--- Start of Task input ---

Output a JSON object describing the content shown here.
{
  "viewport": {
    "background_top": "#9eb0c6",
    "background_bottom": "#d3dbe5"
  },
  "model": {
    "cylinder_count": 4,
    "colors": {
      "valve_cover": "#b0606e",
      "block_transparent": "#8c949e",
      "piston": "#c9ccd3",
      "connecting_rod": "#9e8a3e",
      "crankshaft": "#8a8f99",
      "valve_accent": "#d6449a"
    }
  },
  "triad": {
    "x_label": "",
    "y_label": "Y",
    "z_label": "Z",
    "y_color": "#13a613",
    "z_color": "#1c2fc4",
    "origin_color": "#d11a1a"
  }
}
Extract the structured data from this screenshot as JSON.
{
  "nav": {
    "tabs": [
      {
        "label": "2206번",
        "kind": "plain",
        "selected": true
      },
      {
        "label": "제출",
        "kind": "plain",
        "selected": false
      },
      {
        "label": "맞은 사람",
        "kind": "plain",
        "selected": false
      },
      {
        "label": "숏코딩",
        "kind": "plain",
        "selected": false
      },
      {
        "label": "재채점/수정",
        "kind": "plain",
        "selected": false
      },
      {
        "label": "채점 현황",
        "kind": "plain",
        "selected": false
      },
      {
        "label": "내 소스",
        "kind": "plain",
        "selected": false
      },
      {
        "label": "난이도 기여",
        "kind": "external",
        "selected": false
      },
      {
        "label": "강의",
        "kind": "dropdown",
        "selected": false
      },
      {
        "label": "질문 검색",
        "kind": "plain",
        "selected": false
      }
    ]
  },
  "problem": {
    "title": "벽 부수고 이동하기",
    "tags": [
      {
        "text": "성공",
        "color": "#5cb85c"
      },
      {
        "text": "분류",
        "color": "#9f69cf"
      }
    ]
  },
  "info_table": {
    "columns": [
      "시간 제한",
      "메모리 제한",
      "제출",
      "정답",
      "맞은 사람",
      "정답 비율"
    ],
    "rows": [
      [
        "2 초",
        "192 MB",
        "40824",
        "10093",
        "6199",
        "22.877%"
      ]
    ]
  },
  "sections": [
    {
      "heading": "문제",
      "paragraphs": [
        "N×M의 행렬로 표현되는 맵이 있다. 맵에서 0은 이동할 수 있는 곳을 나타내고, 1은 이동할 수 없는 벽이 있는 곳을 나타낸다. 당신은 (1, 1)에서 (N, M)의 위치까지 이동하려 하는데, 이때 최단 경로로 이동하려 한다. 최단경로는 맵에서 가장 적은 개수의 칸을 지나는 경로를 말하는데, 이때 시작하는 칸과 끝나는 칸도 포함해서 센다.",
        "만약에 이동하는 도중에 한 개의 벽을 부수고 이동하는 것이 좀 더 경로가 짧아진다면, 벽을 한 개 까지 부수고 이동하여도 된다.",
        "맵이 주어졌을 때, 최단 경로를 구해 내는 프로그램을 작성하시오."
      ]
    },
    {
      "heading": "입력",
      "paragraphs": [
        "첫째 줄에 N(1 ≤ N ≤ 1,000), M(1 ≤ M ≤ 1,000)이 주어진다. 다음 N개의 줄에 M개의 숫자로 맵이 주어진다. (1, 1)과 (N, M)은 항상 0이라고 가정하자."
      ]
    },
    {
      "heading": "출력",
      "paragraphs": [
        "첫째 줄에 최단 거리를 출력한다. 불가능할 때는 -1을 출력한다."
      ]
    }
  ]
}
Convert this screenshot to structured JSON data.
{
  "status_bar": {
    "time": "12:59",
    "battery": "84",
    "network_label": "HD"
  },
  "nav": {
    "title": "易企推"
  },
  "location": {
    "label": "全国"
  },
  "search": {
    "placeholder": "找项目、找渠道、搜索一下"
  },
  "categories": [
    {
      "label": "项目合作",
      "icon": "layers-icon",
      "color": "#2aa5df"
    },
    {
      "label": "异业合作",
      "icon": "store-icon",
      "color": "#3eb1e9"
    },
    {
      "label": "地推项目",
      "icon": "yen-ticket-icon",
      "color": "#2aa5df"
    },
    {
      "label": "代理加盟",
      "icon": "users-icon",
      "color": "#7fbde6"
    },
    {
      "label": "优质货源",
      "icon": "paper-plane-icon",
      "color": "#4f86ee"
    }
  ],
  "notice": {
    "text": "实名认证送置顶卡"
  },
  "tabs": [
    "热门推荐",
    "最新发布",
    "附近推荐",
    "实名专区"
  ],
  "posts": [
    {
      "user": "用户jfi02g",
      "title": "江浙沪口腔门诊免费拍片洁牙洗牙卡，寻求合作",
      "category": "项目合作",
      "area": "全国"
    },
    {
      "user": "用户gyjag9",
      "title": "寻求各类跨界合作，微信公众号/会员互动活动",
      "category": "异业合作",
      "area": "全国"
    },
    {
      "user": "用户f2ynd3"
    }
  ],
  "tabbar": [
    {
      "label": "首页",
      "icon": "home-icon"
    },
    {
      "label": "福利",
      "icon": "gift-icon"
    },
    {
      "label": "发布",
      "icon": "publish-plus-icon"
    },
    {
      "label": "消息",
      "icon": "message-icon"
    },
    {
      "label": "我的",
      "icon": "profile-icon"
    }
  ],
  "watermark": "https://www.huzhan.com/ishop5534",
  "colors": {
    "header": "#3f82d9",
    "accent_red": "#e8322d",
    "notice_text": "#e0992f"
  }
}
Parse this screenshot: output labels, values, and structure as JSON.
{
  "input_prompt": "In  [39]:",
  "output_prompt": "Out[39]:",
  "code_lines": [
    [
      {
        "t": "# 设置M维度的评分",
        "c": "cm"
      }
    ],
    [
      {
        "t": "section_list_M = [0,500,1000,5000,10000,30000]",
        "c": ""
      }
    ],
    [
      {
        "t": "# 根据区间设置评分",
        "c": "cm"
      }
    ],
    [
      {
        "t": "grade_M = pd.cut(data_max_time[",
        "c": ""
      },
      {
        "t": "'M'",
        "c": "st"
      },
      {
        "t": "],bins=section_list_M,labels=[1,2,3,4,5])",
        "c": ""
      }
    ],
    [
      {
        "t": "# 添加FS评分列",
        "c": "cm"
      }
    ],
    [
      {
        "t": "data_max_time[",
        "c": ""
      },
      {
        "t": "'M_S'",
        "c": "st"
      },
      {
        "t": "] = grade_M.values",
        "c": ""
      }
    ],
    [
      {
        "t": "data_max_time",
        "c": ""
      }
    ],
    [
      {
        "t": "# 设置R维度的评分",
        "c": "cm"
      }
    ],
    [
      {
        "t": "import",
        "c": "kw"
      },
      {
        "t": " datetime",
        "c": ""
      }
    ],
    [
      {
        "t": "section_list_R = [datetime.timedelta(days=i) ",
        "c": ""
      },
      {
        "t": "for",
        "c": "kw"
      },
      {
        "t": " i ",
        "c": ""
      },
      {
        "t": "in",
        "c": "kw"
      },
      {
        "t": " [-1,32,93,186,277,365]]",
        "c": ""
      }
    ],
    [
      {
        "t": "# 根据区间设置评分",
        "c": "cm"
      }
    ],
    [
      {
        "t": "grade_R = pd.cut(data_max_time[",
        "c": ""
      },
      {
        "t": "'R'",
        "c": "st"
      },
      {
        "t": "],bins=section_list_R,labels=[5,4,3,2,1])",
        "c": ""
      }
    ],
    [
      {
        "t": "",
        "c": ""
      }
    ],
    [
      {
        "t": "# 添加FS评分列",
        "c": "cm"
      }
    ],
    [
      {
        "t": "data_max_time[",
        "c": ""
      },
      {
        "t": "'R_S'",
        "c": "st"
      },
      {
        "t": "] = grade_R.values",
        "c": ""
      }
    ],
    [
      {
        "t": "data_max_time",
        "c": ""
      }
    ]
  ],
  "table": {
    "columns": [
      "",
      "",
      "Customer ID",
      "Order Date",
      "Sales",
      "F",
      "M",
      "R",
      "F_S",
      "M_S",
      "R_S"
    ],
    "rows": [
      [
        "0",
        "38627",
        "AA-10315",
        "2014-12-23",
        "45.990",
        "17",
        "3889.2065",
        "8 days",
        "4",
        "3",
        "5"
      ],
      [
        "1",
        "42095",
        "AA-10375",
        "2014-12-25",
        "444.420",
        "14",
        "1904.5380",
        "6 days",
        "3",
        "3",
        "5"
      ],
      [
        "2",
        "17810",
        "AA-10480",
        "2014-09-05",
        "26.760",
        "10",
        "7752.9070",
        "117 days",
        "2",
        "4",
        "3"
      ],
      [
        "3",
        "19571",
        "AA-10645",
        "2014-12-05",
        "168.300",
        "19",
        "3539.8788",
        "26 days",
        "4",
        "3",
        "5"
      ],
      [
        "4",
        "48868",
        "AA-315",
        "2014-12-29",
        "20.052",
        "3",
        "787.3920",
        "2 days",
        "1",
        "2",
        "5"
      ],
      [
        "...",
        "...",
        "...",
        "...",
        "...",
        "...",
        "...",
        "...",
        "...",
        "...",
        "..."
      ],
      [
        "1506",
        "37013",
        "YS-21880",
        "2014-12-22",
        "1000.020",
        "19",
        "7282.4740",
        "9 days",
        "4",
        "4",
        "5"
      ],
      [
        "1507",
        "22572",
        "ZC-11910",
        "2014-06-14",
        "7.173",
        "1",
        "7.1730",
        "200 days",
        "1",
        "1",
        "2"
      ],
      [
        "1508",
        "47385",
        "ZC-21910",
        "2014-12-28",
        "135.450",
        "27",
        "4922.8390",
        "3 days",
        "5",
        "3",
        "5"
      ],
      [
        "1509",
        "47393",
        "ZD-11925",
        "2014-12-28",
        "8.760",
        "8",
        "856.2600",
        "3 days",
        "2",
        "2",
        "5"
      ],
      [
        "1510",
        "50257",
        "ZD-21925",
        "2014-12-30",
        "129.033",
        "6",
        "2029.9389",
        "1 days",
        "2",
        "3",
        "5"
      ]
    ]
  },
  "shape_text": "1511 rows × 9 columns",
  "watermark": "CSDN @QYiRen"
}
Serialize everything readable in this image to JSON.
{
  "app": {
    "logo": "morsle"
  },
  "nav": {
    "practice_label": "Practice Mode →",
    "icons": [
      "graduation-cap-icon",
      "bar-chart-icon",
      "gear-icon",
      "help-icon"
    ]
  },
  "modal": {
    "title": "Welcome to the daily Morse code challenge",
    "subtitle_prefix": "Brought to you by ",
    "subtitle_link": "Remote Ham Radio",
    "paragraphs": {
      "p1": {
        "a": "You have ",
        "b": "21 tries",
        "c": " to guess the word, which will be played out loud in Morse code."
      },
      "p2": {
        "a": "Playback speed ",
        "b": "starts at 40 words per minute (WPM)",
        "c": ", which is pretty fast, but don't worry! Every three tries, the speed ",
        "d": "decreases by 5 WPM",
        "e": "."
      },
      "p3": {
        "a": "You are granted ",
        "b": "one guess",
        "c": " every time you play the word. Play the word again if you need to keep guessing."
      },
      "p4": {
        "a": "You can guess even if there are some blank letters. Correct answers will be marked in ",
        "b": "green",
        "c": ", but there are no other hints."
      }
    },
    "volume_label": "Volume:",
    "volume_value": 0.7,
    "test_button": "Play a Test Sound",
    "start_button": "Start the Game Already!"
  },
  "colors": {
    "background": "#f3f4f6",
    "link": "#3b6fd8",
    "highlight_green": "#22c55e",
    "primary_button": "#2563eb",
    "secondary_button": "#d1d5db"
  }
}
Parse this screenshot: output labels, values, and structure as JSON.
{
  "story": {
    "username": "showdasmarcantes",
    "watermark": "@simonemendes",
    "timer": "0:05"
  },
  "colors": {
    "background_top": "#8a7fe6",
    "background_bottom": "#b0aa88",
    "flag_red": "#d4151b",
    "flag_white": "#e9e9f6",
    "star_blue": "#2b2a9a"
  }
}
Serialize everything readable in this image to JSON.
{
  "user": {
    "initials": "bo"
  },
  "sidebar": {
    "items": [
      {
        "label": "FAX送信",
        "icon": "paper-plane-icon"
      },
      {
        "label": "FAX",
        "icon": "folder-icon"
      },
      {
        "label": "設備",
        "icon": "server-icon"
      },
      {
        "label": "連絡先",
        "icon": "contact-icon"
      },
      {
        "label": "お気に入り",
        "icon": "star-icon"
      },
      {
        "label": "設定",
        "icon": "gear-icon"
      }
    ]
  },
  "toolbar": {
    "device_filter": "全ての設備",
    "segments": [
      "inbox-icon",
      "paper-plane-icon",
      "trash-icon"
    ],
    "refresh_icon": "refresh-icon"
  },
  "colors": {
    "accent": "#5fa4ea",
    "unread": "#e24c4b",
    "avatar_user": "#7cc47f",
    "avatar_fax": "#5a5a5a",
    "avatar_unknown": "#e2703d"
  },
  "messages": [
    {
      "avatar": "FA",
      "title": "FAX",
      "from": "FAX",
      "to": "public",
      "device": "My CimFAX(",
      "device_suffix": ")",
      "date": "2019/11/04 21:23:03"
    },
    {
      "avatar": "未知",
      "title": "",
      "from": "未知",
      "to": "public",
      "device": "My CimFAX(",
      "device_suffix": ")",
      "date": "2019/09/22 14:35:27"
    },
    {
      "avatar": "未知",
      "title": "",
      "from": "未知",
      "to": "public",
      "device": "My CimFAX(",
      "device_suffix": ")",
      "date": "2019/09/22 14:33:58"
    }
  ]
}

--- End of Task input ---

**Written exercise:** Your reply is one number: how many lines of the records above contain the word "there".

**Response to the exercise:** 2